======== Vorliegender Text
Zwei Länder, eine Stadt. Geteilte Orte können unglaublich faszinierend sein. Vor allem dann, wenn die beiden Stadtteile sich von Land zu Land so sehr unterscheiden, dass man das Gefühl bekommt von einer Welt in eine vollkommen andere Welt hinüber zu treten. Diesen sonderbaren “Zwei-Welten-Effekt” habe ich so zum ersten Mal in der slowakisch-ungarischen Stadt Komárno-Komárom – durch die Donau voneinander getrennt – erlebt.
Das ungarische Komárom
Ich erreichte die geteilte Stadt Komárno-Komárom auf ungarischer Seite, nachdem ich bereits etliche Kilometer mit dem Fahrrad von Budapest entlang der Donau durch das beschauliche Ungarn geradelt war. Mein erster Eindruck von Komárom war: Eine weitere, typisch ungarische Kleinstadt. Keine protzigen Häuser sondern eine eher ländlich-dörfliche Atmosphäre. In Komárom ist der Himmel noch immer von Kabeln und Leitungen durchzogen – wie in so vielen anderen ungarischen Städtchen und Dörfern auch.
Es gibt ein paar hübsche alte, kleine Bauwerke. Überall ist noch ein Hauch des früheren Kommunismus zu sehen. Und das gesamte Erscheinungsbild der Stadt wirkt eher bescheiden bis geradezu ärmlich. Es gibt fast keine Hochhäuser, keine Prachtbauten und auch der Verkehr ist wie alles andere hier schlichtweg beschaulich.
Der „Stadtpark“ wirkt eher wie ein Stück Natur am Rand einer kleinen Dorfsiedlung und die „Einkaufsmeile“ mit der „Shopping-Mall“ erinnert irgendwie an die Hauptstraße einer 4.000-Seelen-Gemeinde. Dabei leben in der ungarischen Stadt knapp 20.000 Menschen.
Das slowakische Komárno
Wenn man dann über die 415 Meter lange Elisabethbrücke von Ungarn in die Slowakei fährt oder zu Fuß spaziert, erlebt man erst mal einen kleinen Kulturschock: Plötzlich ist hier alles größer, moderner und viel prunkvoller. Es herrscht viel mehr Verkehr auf den Straßen. Es gibt riesige Straßenkreuzungen mit modernen Ampelanlagen, unzähligen Schildern und sogar Zebrastreifen für Fußgänger – alles, was auf ungarischer Seite nicht so recht existiert. Und während auf der anderen Seite der Donau noch primär Fahrzeuge älteren Kalibers unterwegs waren, finden sich hier im slowakischen Teil der Stadt fast ausschließlich Autos der aktuellen Fahrzeug-Generation.
================
======== Inhalt der Daten
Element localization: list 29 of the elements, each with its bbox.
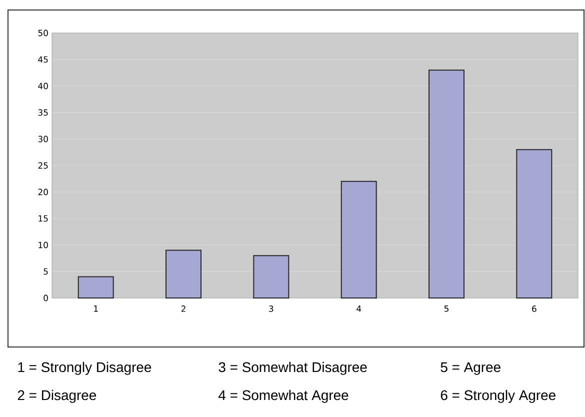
================
— Aufgabenstellung —
(a) Schreiben Sie aus dem Reisebericht über Komárno-Komárom den Abschnitt ab, der mit den Worten „Das ungarische Komárom“ beginnt und nach den Worten „und Dörfern auch.“ endet.
(b) Erläutern Sie anhand des Reiseberichts über Komárno-Komárom in ein bis drei Sätzen, weshalb man beim Überqueren der Elisabethbrücke von Ungarn in die Slowakei einen kleinen Kulturschock erlebt.
(c) Prüfen Sie, ob die folgenden Aussagen mit dem Reisebericht über Komárno-Komárom übereinstimmen, und belegen Sie jede Antwort mit dem entscheidenden Wortlaut des Reiseberichts: (i) Im ungarischen Komárom leben knapp 20.000 Menschen. (ii) Die Elisabethbrücke ist über 500 Meter lang. (iii) Der Reisebericht schildert eine Anreise mit dem Zug aus Budapest.

— Lösungen —
(a)
Das ungarische Komárom
Ich erreichte die geteilte Stadt Komárno-Komárom auf ungarischer Seite, nachdem ich bereits etliche Kilometer mit dem Fahrrad von Budapest entlang der Donau durch das beschauliche Ungarn geradelt war. Mein erster Eindruck von Komárom war: Eine weitere, typisch ungarische Kleinstadt. Keine protzigen Häuser sondern eine eher ländlich-dörfliche Atmosphäre. In Komárom ist der Himmel noch immer von Kabeln und Leitungen durchzogen – wie in so vielen anderen ungarischen Städtchen und Dörfern auch.

(b) Auf der slowakischen Seite ist plötzlich alles größer, moderner und viel prunkvoller. Zudem herrscht dort viel mehr Verkehr. Es gibt riesige Straßenkreuzungen mit modernen Ampelanlagen, unzähligen Schildern und Zebrastreifen, die auf ungarischer Seite nicht so recht existieren.

(c)
(i) Ja: „Dabei leben in der ungarischen Stadt knapp 20.000 Menschen.“
(ii) Nein: „die 415 Meter lange Elisabethbrücke“
(iii) Nein: „nachdem ich bereits etliche Kilometer mit dem Fahrrad von Budapest entlang der Donau durch das beschauliche Ungarn geradelt war“